— BEGIN Stored records —

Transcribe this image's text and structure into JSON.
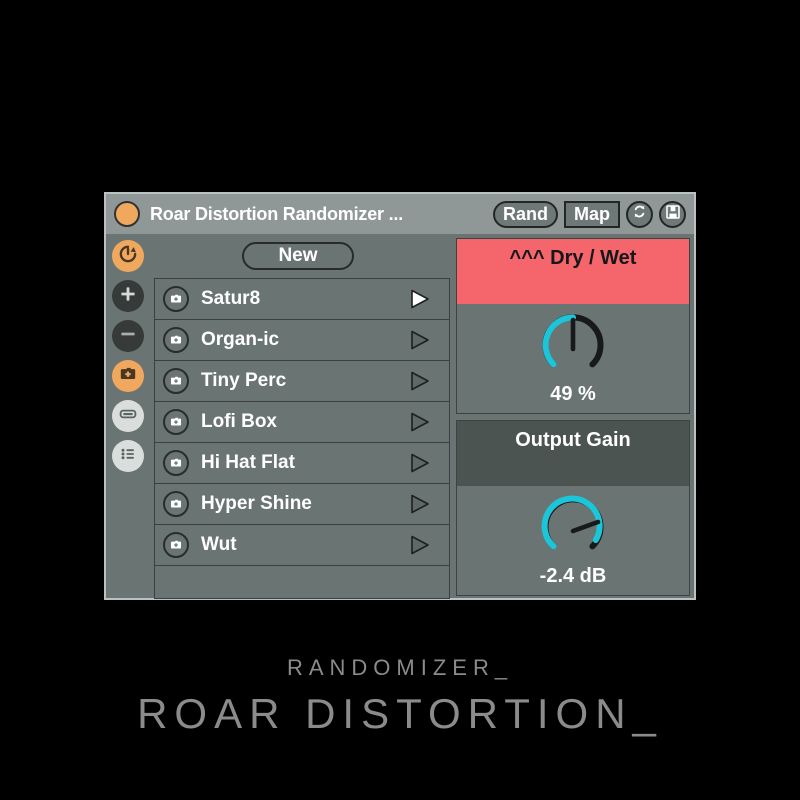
{
  "window": {
    "title": "Roar Distortion Randomizer ...",
    "device_dot_color": "#f0a85e",
    "titlebar_bg": "#8f9896",
    "body_bg": "#6a7472"
  },
  "titlebar": {
    "rand_label": "Rand",
    "map_label": "Map",
    "refresh_icon": "refresh-sync-icon",
    "save_icon": "floppy-save-icon"
  },
  "rail": {
    "items": [
      {
        "name": "randomize-icon",
        "style": "orange"
      },
      {
        "name": "add-icon",
        "style": "dark"
      },
      {
        "name": "remove-icon",
        "style": "dark"
      },
      {
        "name": "snapshot-camera-icon",
        "style": "orange"
      },
      {
        "name": "fader-icon",
        "style": "light"
      },
      {
        "name": "list-icon",
        "style": "light"
      }
    ]
  },
  "presets": {
    "new_label": "New",
    "rows": [
      {
        "label": "Satur8",
        "play": "filled"
      },
      {
        "label": "Organ-ic",
        "play": "outline"
      },
      {
        "label": "Tiny Perc",
        "play": "outline"
      },
      {
        "label": "Lofi Box",
        "play": "outline"
      },
      {
        "label": "Hi Hat Flat",
        "play": "outline"
      },
      {
        "label": "Hyper Shine",
        "play": "outline"
      },
      {
        "label": "Wut",
        "play": "outline"
      }
    ]
  },
  "params": [
    {
      "title": "^^^ Dry / Wet",
      "value": "49 %",
      "header_color": "#f4666b",
      "arc_color": "#1cc5d8",
      "fill_ratio": 0.49,
      "pointer_deg": 0
    },
    {
      "title": "Output Gain",
      "value": "-2.4 dB",
      "header_color": "#4c5452",
      "arc_color": "#1cc5d8",
      "fill_ratio": 0.87,
      "pointer_deg": 115
    }
  ],
  "caption": {
    "sub": "RANDOMIZER_",
    "main": "ROAR DISTORTION_"
  }
}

— END Stored records —

Problem to solve: Say, as a bare number, how many lines in the entries above include the string "name".

Written answer: 6